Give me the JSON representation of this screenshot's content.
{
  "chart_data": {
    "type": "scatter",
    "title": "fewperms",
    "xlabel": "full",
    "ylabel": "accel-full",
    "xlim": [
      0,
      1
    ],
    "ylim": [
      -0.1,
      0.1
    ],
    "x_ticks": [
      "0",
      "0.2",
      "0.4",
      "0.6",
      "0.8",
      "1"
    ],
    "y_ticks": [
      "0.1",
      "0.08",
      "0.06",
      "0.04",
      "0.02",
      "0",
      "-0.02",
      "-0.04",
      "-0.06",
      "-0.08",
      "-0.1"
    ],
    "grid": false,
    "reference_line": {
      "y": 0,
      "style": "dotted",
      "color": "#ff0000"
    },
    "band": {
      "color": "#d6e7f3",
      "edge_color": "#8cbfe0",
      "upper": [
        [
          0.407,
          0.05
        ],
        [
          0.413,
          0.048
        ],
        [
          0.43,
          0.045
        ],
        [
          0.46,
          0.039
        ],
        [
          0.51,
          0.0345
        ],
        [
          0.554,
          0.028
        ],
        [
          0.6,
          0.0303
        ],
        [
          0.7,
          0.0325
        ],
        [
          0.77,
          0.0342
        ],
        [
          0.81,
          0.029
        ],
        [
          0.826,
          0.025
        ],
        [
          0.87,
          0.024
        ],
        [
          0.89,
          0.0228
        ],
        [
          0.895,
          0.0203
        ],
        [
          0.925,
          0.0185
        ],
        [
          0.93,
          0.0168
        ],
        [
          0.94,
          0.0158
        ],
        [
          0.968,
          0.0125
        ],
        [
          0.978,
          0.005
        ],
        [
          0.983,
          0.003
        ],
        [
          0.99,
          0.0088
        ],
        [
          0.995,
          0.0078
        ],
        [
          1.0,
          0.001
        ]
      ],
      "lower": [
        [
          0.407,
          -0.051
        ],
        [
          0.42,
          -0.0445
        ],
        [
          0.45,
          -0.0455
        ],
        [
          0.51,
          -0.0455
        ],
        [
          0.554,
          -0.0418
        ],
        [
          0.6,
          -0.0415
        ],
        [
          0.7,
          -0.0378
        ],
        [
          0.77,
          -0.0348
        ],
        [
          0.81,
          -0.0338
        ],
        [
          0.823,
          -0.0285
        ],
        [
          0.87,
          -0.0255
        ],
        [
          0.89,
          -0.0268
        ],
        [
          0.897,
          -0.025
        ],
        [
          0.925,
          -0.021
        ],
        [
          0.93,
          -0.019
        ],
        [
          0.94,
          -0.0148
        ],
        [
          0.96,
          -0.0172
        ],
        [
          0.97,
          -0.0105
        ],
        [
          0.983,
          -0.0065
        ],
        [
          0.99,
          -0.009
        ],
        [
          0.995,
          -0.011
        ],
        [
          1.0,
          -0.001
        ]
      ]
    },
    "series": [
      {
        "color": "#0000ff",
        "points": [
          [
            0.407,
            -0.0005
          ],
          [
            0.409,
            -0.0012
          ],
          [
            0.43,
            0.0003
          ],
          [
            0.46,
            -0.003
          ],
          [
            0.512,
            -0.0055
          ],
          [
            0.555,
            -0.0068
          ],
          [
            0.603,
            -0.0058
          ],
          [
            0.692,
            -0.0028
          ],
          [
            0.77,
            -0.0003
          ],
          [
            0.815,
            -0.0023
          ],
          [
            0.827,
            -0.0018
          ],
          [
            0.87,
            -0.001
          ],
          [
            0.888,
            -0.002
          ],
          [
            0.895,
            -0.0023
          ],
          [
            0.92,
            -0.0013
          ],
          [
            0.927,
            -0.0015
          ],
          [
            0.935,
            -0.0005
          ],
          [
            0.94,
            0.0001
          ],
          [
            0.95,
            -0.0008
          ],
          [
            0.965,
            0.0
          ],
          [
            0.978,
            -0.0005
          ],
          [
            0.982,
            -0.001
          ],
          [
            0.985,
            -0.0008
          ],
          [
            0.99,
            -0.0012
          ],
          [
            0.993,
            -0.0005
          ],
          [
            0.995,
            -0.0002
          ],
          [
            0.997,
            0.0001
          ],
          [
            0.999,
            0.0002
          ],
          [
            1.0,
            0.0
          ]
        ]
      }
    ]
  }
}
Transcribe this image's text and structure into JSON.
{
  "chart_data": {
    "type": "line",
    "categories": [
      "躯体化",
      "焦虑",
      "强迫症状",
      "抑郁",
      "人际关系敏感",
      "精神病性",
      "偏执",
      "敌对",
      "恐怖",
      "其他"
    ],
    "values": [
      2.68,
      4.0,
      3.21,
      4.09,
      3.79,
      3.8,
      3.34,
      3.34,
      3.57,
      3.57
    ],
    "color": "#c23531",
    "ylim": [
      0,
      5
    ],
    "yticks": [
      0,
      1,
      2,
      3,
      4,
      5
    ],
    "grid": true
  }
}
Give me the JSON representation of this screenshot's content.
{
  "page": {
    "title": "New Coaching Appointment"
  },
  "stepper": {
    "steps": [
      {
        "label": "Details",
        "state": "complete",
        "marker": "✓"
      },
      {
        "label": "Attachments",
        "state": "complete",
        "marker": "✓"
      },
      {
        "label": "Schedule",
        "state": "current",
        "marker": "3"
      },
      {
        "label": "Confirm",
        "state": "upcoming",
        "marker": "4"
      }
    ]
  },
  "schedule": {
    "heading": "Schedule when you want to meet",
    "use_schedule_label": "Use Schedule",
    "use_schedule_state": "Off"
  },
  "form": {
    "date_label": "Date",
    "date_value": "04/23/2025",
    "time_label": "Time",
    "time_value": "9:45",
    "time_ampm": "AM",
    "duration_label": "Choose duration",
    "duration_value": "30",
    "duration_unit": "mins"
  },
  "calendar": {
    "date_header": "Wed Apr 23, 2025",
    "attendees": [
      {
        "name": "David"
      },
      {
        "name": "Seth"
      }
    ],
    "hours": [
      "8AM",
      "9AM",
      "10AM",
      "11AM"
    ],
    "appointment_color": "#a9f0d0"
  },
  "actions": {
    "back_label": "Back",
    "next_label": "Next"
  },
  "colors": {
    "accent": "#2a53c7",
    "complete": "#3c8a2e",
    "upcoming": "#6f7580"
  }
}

....

• [WHAT THE TASK ASKS]: Look through the entries above and count each line holding "title"; report the count alone.

• [RESULT FOR THIS EXERCISE]: 2